#### Task directions
Pull every line holding the string "jixieshouzhpt" from the records below.

#### Extracted material
-----
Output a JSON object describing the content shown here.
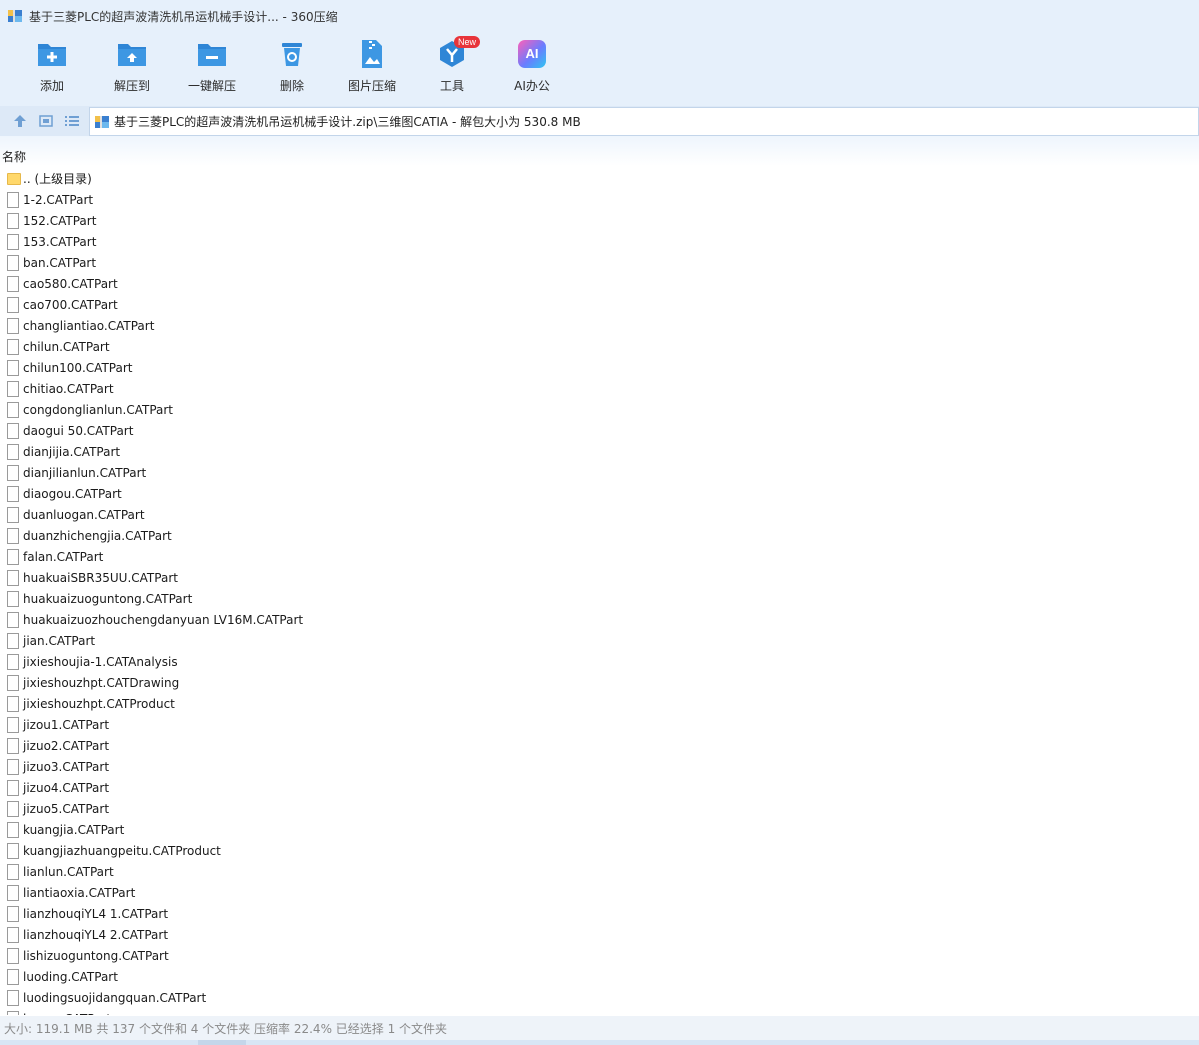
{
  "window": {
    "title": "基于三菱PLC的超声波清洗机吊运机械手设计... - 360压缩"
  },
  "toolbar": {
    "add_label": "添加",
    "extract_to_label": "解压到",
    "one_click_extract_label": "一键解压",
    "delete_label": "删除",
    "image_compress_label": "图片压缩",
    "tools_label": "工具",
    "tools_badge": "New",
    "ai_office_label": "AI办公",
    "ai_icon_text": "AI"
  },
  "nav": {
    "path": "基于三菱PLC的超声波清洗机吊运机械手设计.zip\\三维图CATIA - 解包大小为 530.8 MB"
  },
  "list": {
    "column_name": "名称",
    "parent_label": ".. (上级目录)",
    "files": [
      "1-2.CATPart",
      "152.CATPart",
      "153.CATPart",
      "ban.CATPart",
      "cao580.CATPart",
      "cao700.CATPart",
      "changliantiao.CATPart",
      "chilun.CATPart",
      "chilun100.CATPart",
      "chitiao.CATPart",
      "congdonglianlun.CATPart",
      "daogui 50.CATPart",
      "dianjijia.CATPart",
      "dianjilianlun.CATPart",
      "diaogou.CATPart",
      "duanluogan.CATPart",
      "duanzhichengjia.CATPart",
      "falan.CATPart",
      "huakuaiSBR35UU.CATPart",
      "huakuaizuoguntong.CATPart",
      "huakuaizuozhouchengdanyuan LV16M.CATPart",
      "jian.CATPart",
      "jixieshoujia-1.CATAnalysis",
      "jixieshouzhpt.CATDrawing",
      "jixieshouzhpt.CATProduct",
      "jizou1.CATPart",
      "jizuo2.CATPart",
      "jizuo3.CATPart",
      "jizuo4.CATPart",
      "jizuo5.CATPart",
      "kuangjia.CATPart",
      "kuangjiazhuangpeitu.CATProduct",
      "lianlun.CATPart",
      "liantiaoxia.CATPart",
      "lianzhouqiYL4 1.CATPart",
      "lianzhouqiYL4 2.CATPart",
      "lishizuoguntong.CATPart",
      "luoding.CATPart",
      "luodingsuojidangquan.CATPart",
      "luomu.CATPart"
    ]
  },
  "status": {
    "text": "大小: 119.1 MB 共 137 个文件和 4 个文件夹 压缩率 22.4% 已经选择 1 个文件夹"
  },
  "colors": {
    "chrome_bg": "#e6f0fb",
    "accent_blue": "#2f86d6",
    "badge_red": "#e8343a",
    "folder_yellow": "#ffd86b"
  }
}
-----
#### Answer below
      "jixieshouzhpt.CATDrawing",
      "jixieshouzhpt.CATProduct",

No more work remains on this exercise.